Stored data
_ _ _ _ _

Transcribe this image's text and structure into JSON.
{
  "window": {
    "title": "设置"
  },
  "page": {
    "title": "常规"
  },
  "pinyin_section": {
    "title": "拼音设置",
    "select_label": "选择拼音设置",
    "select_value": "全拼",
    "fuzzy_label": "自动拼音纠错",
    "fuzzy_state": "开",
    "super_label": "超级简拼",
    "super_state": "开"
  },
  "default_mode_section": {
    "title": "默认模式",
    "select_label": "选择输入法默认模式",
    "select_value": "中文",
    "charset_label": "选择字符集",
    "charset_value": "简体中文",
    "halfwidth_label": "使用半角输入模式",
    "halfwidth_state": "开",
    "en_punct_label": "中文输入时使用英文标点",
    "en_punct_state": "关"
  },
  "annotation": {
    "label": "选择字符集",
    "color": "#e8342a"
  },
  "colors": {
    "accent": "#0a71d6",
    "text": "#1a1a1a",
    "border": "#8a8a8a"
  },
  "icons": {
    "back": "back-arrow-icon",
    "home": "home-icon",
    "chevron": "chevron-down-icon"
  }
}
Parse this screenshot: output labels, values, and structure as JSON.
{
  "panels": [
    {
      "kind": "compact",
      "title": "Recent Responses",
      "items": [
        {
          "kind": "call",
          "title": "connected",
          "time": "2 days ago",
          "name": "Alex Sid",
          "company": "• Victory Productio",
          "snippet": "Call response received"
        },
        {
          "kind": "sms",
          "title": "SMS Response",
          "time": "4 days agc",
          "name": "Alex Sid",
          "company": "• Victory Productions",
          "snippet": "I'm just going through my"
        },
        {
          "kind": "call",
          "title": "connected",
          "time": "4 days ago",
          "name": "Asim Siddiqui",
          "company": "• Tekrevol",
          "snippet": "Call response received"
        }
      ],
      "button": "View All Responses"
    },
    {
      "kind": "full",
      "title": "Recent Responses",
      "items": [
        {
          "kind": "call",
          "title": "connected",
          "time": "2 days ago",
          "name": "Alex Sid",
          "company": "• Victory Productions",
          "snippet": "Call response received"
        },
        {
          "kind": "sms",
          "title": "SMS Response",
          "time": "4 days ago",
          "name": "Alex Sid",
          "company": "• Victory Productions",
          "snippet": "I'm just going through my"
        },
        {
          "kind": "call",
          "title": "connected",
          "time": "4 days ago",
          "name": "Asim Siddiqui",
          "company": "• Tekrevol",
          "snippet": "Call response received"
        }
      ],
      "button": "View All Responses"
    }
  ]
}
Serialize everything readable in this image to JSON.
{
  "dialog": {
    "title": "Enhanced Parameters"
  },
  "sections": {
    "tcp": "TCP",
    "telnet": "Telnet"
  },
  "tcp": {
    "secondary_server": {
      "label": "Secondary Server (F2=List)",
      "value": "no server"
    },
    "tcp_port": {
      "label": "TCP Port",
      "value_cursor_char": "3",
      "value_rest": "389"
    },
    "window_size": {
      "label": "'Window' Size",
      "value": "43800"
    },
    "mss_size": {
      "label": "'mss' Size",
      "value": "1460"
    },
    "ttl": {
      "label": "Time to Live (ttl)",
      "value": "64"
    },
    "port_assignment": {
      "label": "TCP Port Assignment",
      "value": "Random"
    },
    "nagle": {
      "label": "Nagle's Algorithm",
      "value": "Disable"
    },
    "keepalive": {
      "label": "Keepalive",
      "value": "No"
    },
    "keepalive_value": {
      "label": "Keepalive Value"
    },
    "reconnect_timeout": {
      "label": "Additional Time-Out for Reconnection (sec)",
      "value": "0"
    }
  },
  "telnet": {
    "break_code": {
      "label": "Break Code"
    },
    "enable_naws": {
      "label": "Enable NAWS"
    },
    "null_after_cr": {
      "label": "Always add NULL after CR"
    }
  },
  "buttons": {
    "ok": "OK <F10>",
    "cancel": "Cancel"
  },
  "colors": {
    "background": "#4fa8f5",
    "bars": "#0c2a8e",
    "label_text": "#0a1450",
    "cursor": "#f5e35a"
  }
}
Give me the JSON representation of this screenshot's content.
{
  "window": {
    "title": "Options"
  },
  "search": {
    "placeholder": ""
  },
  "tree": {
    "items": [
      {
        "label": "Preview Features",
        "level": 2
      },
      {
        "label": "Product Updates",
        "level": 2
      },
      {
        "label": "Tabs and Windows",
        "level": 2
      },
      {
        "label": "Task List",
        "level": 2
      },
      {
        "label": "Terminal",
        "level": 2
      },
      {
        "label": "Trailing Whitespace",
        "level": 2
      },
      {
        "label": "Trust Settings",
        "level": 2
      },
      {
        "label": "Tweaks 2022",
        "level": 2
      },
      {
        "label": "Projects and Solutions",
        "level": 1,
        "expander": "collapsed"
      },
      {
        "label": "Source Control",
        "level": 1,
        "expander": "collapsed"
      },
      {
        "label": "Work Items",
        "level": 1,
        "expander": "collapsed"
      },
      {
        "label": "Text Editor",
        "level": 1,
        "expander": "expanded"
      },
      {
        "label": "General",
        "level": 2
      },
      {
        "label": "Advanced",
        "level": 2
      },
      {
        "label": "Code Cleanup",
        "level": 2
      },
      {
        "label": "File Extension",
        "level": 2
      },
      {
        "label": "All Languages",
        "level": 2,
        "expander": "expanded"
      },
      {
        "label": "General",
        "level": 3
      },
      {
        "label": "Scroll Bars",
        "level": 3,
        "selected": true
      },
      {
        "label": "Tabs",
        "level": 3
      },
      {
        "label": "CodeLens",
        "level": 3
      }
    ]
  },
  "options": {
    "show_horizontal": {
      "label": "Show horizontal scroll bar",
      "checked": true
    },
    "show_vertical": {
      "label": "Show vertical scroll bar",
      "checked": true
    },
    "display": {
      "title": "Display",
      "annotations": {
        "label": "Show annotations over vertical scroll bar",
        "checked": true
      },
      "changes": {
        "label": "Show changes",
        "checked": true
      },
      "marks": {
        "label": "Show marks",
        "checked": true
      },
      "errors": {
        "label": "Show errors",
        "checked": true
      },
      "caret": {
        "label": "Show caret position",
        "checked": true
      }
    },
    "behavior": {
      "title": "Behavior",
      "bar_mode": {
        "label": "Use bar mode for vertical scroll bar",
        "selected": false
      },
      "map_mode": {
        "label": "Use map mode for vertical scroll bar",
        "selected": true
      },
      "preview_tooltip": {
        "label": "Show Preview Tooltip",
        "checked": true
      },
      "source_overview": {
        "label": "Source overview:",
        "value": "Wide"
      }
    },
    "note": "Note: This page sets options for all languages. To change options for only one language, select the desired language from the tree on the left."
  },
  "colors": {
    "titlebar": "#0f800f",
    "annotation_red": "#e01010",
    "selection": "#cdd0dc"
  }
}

_ _ _ _ _

Every line above should be retyped exactly as given.

Transcribe this image's text and structure into JSON.
{
  "window": {
    "title": "设置"
  },
  "page": {
    "title": "常规"
  },
  "pinyin_section": {
    "title": "拼音设置",
    "select_label": "选择拼音设置",
    "select_value": "全拼",
    "fuzzy_label": "自动拼音纠错",
    "fuzzy_state": "开",
    "super_label": "超级简拼",
    "super_state": "开"
  },
  "default_mode_section": {
    "title": "默认模式",
    "select_label": "选择输入法默认模式",
    "select_value": "中文",
    "charset_label": "选择字符集",
    "charset_value": "简体中文",
    "halfwidth_label": "使用半角输入模式",
    "halfwidth_state": "开",
    "en_punct_label": "中文输入时使用英文标点",
    "en_punct_state": "关"
  },
  "annotation": {
    "label": "选择字符集",
    "color": "#e8342a"
  },
  "colors": {
    "accent": "#0a71d6",
    "text": "#1a1a1a",
    "border": "#8a8a8a"
  },
  "icons": {
    "back": "back-arrow-icon",
    "home": "home-icon",
    "chevron": "chevron-down-icon"
  }
}
Parse this screenshot: output labels, values, and structure as JSON.
{
  "panels": [
    {
      "kind": "compact",
      "title": "Recent Responses",
      "items": [
        {
          "kind": "call",
          "title": "connected",
          "time": "2 days ago",
          "name": "Alex Sid",
          "company": "• Victory Productio",
          "snippet": "Call response received"
        },
        {
          "kind": "sms",
          "title": "SMS Response",
          "time": "4 days agc",
          "name": "Alex Sid",
          "company": "• Victory Productions",
          "snippet": "I'm just going through my"
        },
        {
          "kind": "call",
          "title": "connected",
          "time": "4 days ago",
          "name": "Asim Siddiqui",
          "company": "• Tekrevol",
          "snippet": "Call response received"
        }
      ],
      "button": "View All Responses"
    },
    {
      "kind": "full",
      "title": "Recent Responses",
      "items": [
        {
          "kind": "call",
          "title": "connected",
          "time": "2 days ago",
          "name": "Alex Sid",
          "company": "• Victory Productions",
          "snippet": "Call response received"
        },
        {
          "kind": "sms",
          "title": "SMS Response",
          "time": "4 days ago",
          "name": "Alex Sid",
          "company": "• Victory Productions",
          "snippet": "I'm just going through my"
        },
        {
          "kind": "call",
          "title": "connected",
          "time": "4 days ago",
          "name": "Asim Siddiqui",
          "company": "• Tekrevol",
          "snippet": "Call response received"
        }
      ],
      "button": "View All Responses"
    }
  ]
}
Serialize everything readable in this image to JSON.
{
  "dialog": {
    "title": "Enhanced Parameters"
  },
  "sections": {
    "tcp": "TCP",
    "telnet": "Telnet"
  },
  "tcp": {
    "secondary_server": {
      "label": "Secondary Server (F2=List)",
      "value": "no server"
    },
    "tcp_port": {
      "label": "TCP Port",
      "value_cursor_char": "3",
      "value_rest": "389"
    },
    "window_size": {
      "label": "'Window' Size",
      "value": "43800"
    },
    "mss_size": {
      "label": "'mss' Size",
      "value": "1460"
    },
    "ttl": {
      "label": "Time to Live (ttl)",
      "value": "64"
    },
    "port_assignment": {
      "label": "TCP Port Assignment",
      "value": "Random"
    },
    "nagle": {
      "label": "Nagle's Algorithm",
      "value": "Disable"
    },
    "keepalive": {
      "label": "Keepalive",
      "value": "No"
    },
    "keepalive_value": {
      "label": "Keepalive Value"
    },
    "reconnect_timeout": {
      "label": "Additional Time-Out for Reconnection (sec)",
      "value": "0"
    }
  },
  "telnet": {
    "break_code": {
      "label": "Break Code"
    },
    "enable_naws": {
      "label": "Enable NAWS"
    },
    "null_after_cr": {
      "label": "Always add NULL after CR"
    }
  },
  "buttons": {
    "ok": "OK <F10>",
    "cancel": "Cancel"
  },
  "colors": {
    "background": "#4fa8f5",
    "bars": "#0c2a8e",
    "label_text": "#0a1450",
    "cursor": "#f5e35a"
  }
}
Give me the JSON representation of this screenshot's content.
{
  "window": {
    "title": "Options"
  },
  "search": {
    "placeholder": ""
  },
  "tree": {
    "items": [
      {
        "label": "Preview Features",
        "level": 2
      },
      {
        "label": "Product Updates",
        "level": 2
      },
      {
        "label": "Tabs and Windows",
        "level": 2
      },
      {
        "label": "Task List",
        "level": 2
      },
      {
        "label": "Terminal",
        "level": 2
      },
      {
        "label": "Trailing Whitespace",
        "level": 2
      },
      {
        "label": "Trust Settings",
        "level": 2
      },
      {
        "label": "Tweaks 2022",
        "level": 2
      },
      {
        "label": "Projects and Solutions",
        "level": 1,
        "expander": "collapsed"
      },
      {
        "label": "Source Control",
        "level": 1,
        "expander": "collapsed"
      },
      {
        "label": "Work Items",
        "level": 1,
        "expander": "collapsed"
      },
      {
        "label": "Text Editor",
        "level": 1,
        "expander": "expanded"
      },
      {
        "label": "General",
        "level": 2
      },
      {
        "label": "Advanced",
        "level": 2
      },
      {
        "label": "Code Cleanup",
        "level": 2
      },
      {
        "label": "File Extension",
        "level": 2
      },
      {
        "label": "All Languages",
        "level": 2,
        "expander": "expanded"
      },
      {
        "label": "General",
        "level": 3
      },
      {
        "label": "Scroll Bars",
        "level": 3,
        "selected": true
      },
      {
        "label": "Tabs",
        "level": 3
      },
      {
        "label": "CodeLens",
        "level": 3
      }
    ]
  },
  "options": {
    "show_horizontal": {
      "label": "Show horizontal scroll bar",
      "checked": true
    },
    "show_vertical": {
      "label": "Show vertical scroll bar",
      "checked": true
    },
    "display": {
      "title": "Display",
      "annotations": {
        "label": "Show annotations over vertical scroll bar",
        "checked": true
      },
      "changes": {
        "label": "Show changes",
        "checked": true
      },
      "marks": {
        "label": "Show marks",
        "checked": true
      },
      "errors": {
        "label": "Show errors",
        "checked": true
      },
      "caret": {
        "label": "Show caret position",
        "checked": true
      }
    },
    "behavior": {
      "title": "Behavior",
      "bar_mode": {
        "label": "Use bar mode for vertical scroll bar",
        "selected": false
      },
      "map_mode": {
        "label": "Use map mode for vertical scroll bar",
        "selected": true
      },
      "preview_tooltip": {
        "label": "Show Preview Tooltip",
        "checked": true
      },
      "source_overview": {
        "label": "Source overview:",
        "value": "Wide"
      }
    },
    "note": "Note: This page sets options for all languages. To change options for only one language, select the desired language from the tree on the left."
  },
  "colors": {
    "titlebar": "#0f800f",
    "annotation_red": "#e01010",
    "selection": "#cdd0dc"
  }
}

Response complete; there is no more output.